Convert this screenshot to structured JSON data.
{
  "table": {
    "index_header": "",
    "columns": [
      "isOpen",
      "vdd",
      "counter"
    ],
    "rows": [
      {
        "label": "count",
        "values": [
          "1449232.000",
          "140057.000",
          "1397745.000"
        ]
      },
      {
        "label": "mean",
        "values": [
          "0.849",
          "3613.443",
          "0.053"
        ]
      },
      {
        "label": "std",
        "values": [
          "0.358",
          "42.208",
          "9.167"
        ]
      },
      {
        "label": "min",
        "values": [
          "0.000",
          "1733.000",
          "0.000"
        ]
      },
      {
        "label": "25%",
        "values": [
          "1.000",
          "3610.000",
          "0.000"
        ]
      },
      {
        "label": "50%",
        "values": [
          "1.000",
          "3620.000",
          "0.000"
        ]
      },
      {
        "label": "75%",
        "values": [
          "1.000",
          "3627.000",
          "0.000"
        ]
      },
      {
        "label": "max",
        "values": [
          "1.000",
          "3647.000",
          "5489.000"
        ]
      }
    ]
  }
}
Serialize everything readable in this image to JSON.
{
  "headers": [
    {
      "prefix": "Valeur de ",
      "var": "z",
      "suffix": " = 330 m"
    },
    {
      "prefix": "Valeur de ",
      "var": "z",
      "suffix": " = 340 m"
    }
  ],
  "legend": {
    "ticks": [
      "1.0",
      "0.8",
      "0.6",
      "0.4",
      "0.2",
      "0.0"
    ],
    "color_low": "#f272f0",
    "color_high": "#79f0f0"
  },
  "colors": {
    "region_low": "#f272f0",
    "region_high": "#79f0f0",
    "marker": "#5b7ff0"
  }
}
···
# EXERCISE REQUIREMENTS
Every record above should be copied exactly.

# THE SOLUTION
Convert this screenshot to structured JSON data.
{
  "table": {
    "index_header": "",
    "columns": [
      "isOpen",
      "vdd",
      "counter"
    ],
    "rows": [
      {
        "label": "count",
        "values": [
          "1449232.000",
          "140057.000",
          "1397745.000"
        ]
      },
      {
        "label": "mean",
        "values": [
          "0.849",
          "3613.443",
          "0.053"
        ]
      },
      {
        "label": "std",
        "values": [
          "0.358",
          "42.208",
          "9.167"
        ]
      },
      {
        "label": "min",
        "values": [
          "0.000",
          "1733.000",
          "0.000"
        ]
      },
      {
        "label": "25%",
        "values": [
          "1.000",
          "3610.000",
          "0.000"
        ]
      },
      {
        "label": "50%",
        "values": [
          "1.000",
          "3620.000",
          "0.000"
        ]
      },
      {
        "label": "75%",
        "values": [
          "1.000",
          "3627.000",
          "0.000"
        ]
      },
      {
        "label": "max",
        "values": [
          "1.000",
          "3647.000",
          "5489.000"
        ]
      }
    ]
  }
}
Serialize everything readable in this image to JSON.
{
  "headers": [
    {
      "prefix": "Valeur de ",
      "var": "z",
      "suffix": " = 330 m"
    },
    {
      "prefix": "Valeur de ",
      "var": "z",
      "suffix": " = 340 m"
    }
  ],
  "legend": {
    "ticks": [
      "1.0",
      "0.8",
      "0.6",
      "0.4",
      "0.2",
      "0.0"
    ],
    "color_low": "#f272f0",
    "color_high": "#79f0f0"
  },
  "colors": {
    "region_low": "#f272f0",
    "region_high": "#79f0f0",
    "marker": "#5b7ff0"
  }
}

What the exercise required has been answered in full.